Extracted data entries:
§
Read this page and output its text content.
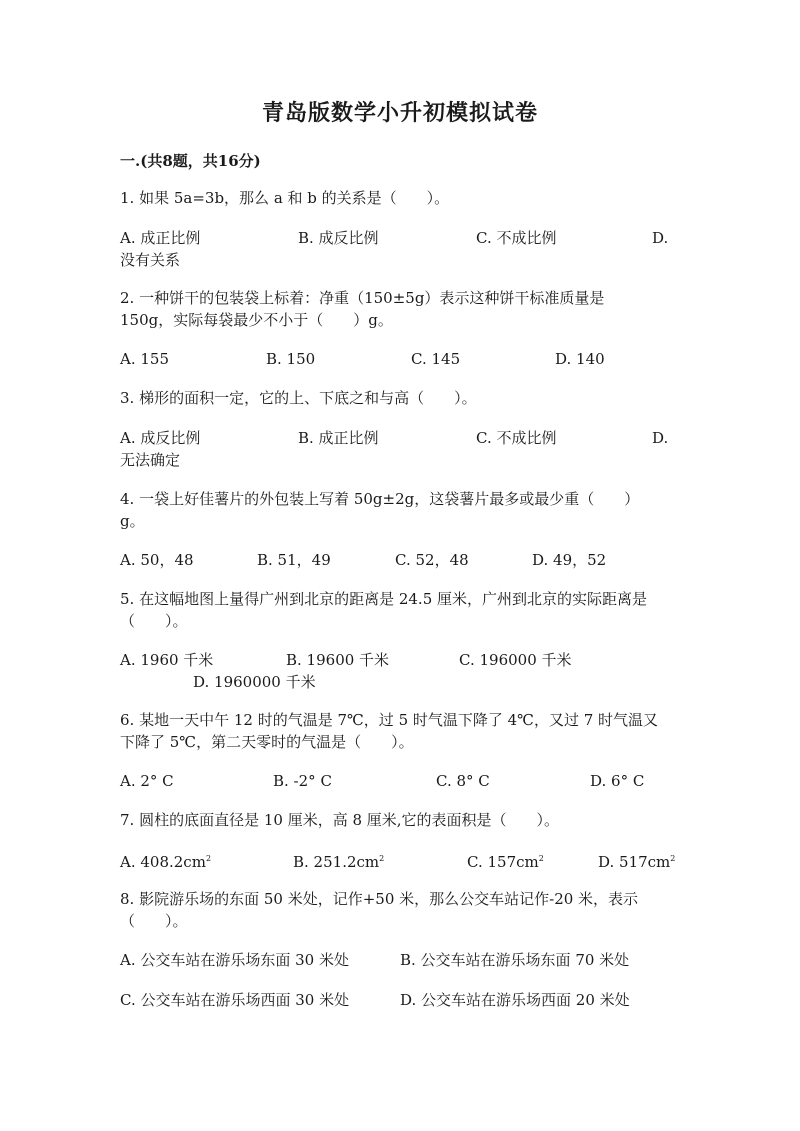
青岛版数学小升初模拟试卷
一.(共8题，共16分)
1. 如果 5a=3b，那么 a 和 b 的关系是（　　）。
A. 成正比例	B. 成反比例	C. 不成比例	D.
没有关系
2. 一种饼干的包装袋上标着：净重（150±5g）表示这种饼干标准质量是
150g，实际每袋最少不小于（　　）g。
A. 155	B. 150	C. 145	D. 140
3. 梯形的面积一定，它的上、下底之和与高（　　）。
A. 成反比例	B. 成正比例	C. 不成比例	D.
无法确定
4. 一袋上好佳薯片的外包装上写着 50g±2g，这袋薯片最多或最少重（　　）
g。
A. 50，48	B. 51，49	C. 52，48	D. 49，52
5. 在这幅地图上量得广州到北京的距离是 24.5 厘米，广州到北京的实际距离是
（　　）。
A. 1960 千米	B. 19600 千米	C. 196000 千米
D. 1960000 千米
6. 某地一天中午 12 时的气温是 7℃，过 5 时气温下降了 4℃，又过 7 时气温又
下降了 5℃，第二天零时的气温是（　　）。
A. 2° C	B. -2° C	C. 8° C	D. 6° C
7. 圆柱的底面直径是 10 厘米，高 8 厘米,它的表面积是（　　）。
A. $408.2cm^2$	B. $251.2cm^2$	C. $157cm^2$	D. $517cm^2$
8. 影院游乐场的东面 50 米处，记作+50 米，那么公交车站记作-20 米，表示
（　　）。
A. 公交车站在游乐场东面 30 米处	B. 公交车站在游乐场东面 70 米处
C. 公交车站在游乐场西面 30 米处	D. 公交车站在游乐场西面 20 米处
§
**WHAT IS NEEDED:**
Reproduce the material word for word, minus the images.

**THE REPLY:**
Read this page and output its text content.
青岛版数学小升初模拟试卷
一.(共8题，共16分)
1. 如果 5a=3b，那么 a 和 b 的关系是（　　）。
A. 成正比例	B. 成反比例	C. 不成比例	D.
没有关系
2. 一种饼干的包装袋上标着：净重（150±5g）表示这种饼干标准质量是
150g，实际每袋最少不小于（　　）g。
A. 155	B. 150	C. 145	D. 140
3. 梯形的面积一定，它的上、下底之和与高（　　）。
A. 成反比例	B. 成正比例	C. 不成比例	D.
无法确定
4. 一袋上好佳薯片的外包装上写着 50g±2g，这袋薯片最多或最少重（　　）
g。
A. 50，48	B. 51，49	C. 52，48	D. 49，52
5. 在这幅地图上量得广州到北京的距离是 24.5 厘米，广州到北京的实际距离是
（　　）。
A. 1960 千米	B. 19600 千米	C. 196000 千米
D. 1960000 千米
6. 某地一天中午 12 时的气温是 7℃，过 5 时气温下降了 4℃，又过 7 时气温又
下降了 5℃，第二天零时的气温是（　　）。
A. 2° C	B. -2° C	C. 8° C	D. 6° C
7. 圆柱的底面直径是 10 厘米，高 8 厘米,它的表面积是（　　）。
A. $408.2cm^2$	B. $251.2cm^2$	C. $157cm^2$	D. $517cm^2$
8. 影院游乐场的东面 50 米处，记作+50 米，那么公交车站记作-20 米，表示
（　　）。
A. 公交车站在游乐场东面 30 米处	B. 公交车站在游乐场东面 70 米处
C. 公交车站在游乐场西面 30 米处	D. 公交车站在游乐场西面 20 米处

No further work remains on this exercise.